Data provided start

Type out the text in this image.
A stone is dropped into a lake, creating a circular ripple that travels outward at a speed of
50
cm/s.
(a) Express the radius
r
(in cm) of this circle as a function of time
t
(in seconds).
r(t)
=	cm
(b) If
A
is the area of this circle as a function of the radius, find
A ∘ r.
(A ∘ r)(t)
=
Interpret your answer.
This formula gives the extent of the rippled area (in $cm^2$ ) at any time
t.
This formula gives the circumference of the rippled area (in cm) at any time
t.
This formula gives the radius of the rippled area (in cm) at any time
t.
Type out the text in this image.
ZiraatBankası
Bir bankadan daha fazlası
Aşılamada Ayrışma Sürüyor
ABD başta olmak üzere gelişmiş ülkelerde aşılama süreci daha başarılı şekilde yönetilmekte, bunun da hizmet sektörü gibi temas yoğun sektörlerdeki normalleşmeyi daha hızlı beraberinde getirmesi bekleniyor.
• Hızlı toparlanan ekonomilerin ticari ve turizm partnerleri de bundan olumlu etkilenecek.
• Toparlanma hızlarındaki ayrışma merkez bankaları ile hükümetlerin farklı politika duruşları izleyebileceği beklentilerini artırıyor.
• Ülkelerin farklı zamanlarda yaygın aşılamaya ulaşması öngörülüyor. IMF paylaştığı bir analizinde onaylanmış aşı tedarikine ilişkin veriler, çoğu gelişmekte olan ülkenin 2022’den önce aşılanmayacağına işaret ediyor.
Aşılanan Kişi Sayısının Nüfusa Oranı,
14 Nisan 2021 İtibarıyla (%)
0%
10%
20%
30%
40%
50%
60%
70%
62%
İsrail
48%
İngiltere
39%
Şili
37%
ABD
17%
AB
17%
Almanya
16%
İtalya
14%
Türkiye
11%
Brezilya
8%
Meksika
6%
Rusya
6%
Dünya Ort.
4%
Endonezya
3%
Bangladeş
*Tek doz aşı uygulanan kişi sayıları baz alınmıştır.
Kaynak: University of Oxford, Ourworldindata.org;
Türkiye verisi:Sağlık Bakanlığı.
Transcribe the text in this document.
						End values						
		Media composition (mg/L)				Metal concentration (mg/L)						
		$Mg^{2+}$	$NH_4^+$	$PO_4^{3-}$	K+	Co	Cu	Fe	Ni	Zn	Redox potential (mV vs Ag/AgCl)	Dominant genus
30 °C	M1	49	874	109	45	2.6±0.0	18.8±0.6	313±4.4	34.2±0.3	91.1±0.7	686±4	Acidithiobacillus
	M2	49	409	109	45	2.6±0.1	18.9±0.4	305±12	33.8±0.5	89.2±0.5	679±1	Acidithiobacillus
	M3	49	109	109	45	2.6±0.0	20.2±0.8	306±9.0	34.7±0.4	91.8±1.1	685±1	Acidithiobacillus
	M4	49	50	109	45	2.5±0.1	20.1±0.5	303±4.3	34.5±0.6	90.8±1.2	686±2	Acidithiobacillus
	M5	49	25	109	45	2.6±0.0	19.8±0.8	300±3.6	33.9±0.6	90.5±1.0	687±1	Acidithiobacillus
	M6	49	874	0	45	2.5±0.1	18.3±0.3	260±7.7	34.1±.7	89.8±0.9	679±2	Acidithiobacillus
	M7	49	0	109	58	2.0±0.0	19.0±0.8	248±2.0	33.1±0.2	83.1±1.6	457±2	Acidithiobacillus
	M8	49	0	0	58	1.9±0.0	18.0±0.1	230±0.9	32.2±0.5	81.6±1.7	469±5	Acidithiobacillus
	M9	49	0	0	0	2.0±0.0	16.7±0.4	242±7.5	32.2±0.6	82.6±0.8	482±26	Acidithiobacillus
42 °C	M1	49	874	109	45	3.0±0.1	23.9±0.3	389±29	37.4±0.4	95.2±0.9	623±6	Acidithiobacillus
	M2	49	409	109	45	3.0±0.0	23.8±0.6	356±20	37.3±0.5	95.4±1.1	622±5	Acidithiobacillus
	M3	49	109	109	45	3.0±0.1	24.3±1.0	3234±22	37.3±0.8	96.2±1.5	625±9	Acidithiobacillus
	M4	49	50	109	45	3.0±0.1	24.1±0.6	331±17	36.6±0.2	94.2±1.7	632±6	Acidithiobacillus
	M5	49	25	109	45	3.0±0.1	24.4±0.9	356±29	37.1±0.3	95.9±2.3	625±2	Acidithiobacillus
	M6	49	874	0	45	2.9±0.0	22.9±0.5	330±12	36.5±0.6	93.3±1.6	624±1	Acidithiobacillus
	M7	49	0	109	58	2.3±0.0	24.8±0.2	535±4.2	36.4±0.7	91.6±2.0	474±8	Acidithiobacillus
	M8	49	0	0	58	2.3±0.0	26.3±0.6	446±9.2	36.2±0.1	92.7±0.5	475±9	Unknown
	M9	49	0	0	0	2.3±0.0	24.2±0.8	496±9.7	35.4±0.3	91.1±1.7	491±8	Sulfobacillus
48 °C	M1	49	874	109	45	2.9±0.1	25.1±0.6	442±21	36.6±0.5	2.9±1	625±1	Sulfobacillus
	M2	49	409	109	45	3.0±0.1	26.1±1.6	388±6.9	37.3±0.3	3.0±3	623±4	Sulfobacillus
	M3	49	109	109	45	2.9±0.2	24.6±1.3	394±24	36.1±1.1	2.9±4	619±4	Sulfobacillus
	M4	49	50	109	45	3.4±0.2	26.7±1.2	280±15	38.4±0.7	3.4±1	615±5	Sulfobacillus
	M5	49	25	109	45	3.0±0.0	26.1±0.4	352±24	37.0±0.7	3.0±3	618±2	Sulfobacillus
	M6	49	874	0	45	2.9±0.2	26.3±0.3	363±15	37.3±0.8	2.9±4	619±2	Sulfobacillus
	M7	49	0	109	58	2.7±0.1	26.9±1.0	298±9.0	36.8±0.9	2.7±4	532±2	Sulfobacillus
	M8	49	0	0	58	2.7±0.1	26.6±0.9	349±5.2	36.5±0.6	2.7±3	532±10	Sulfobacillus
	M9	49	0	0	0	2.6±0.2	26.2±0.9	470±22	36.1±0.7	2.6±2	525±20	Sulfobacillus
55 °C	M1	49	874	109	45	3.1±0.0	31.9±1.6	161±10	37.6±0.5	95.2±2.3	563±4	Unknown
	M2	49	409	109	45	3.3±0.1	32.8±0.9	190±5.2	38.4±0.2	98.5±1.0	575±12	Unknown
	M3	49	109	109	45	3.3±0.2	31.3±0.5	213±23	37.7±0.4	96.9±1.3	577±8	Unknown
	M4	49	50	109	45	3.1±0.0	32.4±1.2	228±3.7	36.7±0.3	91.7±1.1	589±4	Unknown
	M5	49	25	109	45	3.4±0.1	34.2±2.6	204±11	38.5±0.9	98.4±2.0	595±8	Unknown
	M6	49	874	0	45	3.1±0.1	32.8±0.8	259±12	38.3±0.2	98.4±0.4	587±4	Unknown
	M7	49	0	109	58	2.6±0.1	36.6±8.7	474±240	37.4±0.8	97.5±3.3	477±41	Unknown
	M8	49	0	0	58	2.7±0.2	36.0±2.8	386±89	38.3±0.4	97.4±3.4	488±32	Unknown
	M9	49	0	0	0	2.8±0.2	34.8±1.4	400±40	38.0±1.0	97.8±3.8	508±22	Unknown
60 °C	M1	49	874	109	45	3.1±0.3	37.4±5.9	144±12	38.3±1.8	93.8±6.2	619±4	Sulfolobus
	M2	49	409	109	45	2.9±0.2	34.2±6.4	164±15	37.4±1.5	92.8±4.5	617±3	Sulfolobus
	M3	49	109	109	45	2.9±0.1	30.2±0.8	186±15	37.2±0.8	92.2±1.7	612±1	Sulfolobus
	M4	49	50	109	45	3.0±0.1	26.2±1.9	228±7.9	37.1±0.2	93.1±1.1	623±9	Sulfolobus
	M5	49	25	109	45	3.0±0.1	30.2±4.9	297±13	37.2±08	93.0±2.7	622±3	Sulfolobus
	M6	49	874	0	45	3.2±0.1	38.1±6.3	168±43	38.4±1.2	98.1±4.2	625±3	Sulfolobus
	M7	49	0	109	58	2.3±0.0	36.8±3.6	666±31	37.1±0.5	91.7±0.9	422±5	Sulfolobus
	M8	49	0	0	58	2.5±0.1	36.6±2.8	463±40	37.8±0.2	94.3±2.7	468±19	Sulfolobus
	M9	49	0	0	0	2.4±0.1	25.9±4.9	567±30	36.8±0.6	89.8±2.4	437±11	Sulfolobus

Data provided end

◆ **Work required**
Identify lines with the string "area". Copy each one.

◆ **Written answer**
is the area of this circle as a function of the radius, find
This formula gives the extent of the rippled area (in $cm^2$ ) at any time
This formula gives the circumference of the rippled area (in cm) at any time
This formula gives the radius of the rippled area (in cm) at any time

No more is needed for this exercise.